• [STATED PROBLEM]: Pull out every line below that holds the word "oriented".

• [TASK INPUT]:
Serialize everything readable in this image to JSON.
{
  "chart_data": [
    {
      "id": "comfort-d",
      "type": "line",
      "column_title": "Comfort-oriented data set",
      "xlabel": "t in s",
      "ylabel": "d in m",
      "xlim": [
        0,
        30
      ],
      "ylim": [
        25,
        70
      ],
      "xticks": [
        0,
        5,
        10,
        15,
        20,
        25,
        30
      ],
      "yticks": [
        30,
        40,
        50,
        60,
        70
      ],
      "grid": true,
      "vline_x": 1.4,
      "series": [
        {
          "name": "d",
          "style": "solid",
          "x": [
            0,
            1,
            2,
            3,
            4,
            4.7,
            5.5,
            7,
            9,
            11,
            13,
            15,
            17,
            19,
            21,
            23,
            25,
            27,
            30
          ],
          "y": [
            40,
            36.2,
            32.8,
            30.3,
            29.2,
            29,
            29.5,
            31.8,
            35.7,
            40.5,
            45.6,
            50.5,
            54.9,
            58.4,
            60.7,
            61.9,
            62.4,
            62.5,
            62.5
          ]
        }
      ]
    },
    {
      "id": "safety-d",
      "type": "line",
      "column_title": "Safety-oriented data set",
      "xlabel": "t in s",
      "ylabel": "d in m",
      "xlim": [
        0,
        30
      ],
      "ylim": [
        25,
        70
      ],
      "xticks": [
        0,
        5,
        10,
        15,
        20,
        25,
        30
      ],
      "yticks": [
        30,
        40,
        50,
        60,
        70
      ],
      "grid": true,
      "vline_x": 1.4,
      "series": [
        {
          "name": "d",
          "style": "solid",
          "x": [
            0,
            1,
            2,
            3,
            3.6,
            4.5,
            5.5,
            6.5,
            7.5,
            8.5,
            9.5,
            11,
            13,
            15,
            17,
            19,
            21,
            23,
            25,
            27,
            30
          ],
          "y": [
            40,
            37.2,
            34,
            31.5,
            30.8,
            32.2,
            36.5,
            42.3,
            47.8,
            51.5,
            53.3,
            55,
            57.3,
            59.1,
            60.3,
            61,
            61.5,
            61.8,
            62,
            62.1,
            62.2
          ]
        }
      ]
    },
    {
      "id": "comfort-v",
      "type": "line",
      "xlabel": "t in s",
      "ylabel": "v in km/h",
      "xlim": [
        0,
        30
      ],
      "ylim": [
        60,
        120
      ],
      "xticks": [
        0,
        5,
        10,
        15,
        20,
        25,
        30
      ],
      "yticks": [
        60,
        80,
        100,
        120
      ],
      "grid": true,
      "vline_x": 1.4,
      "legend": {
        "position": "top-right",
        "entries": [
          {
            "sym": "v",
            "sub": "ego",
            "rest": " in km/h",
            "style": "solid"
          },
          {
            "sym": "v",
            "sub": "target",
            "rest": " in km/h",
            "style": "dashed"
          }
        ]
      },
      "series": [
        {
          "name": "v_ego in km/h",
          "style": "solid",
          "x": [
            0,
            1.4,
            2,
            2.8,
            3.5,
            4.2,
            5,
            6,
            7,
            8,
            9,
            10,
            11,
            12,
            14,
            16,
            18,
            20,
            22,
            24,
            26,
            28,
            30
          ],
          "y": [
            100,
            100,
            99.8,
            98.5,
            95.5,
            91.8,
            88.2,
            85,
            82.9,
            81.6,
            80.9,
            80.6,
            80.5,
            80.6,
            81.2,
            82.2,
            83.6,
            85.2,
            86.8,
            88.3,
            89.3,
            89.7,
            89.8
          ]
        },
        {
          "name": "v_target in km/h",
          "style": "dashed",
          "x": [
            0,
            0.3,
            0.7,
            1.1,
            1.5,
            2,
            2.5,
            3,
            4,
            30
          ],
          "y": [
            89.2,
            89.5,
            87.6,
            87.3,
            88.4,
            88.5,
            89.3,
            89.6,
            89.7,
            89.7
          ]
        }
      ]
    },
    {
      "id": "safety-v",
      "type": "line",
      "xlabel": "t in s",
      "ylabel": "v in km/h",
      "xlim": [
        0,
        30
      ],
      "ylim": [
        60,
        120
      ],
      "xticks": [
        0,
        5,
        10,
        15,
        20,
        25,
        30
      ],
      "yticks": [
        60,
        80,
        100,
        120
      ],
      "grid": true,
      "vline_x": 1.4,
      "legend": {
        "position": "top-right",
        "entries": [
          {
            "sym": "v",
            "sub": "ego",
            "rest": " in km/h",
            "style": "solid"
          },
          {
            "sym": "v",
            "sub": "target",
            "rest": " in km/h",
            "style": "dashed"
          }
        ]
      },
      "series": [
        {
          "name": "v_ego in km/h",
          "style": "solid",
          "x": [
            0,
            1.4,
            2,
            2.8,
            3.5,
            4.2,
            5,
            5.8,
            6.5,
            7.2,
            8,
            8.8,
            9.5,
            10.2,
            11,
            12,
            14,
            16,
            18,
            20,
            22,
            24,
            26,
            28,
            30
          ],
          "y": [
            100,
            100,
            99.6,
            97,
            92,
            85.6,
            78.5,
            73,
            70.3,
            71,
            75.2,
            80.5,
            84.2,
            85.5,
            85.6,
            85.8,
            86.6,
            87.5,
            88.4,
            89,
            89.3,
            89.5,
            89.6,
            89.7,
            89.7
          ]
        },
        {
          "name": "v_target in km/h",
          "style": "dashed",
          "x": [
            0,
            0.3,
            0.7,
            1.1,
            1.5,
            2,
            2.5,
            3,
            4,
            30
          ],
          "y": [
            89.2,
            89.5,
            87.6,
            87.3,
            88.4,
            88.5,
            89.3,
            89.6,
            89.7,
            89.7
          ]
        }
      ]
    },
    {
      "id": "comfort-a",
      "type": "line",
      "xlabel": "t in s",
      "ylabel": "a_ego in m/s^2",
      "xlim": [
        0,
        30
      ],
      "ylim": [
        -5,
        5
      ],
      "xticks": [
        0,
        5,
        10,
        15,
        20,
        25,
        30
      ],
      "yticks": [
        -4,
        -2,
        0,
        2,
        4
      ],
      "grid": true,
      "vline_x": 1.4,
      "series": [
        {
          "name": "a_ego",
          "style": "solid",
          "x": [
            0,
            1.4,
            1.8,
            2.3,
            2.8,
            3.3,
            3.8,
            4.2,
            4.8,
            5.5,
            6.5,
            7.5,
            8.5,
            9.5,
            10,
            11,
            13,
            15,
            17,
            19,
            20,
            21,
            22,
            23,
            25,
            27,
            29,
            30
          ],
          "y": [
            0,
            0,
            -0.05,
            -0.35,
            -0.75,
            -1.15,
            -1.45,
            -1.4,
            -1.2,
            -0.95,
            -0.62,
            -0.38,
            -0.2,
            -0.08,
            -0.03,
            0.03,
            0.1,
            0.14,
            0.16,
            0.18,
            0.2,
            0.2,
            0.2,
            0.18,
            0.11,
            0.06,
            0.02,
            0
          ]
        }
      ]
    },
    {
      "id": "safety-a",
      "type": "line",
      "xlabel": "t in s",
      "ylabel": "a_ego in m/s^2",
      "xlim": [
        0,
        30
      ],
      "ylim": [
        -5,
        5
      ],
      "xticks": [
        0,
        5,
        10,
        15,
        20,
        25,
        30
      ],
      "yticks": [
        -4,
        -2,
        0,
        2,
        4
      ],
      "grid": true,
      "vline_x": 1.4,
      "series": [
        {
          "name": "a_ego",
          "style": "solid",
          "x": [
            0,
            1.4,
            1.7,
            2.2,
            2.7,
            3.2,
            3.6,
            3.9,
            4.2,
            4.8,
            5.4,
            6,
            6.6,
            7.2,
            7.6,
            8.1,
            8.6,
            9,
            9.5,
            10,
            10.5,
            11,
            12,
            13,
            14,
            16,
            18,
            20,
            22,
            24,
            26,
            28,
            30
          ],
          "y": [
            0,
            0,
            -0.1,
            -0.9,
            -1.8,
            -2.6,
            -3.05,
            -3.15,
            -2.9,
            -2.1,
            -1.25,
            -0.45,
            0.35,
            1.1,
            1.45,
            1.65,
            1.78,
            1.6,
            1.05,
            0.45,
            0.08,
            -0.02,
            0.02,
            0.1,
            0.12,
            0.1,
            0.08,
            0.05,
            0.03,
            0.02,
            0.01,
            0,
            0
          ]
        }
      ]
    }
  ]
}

• [FINAL RESULT]:
      "column_title": "Comfort-oriented data set",
      "column_title": "Safety-oriented data set",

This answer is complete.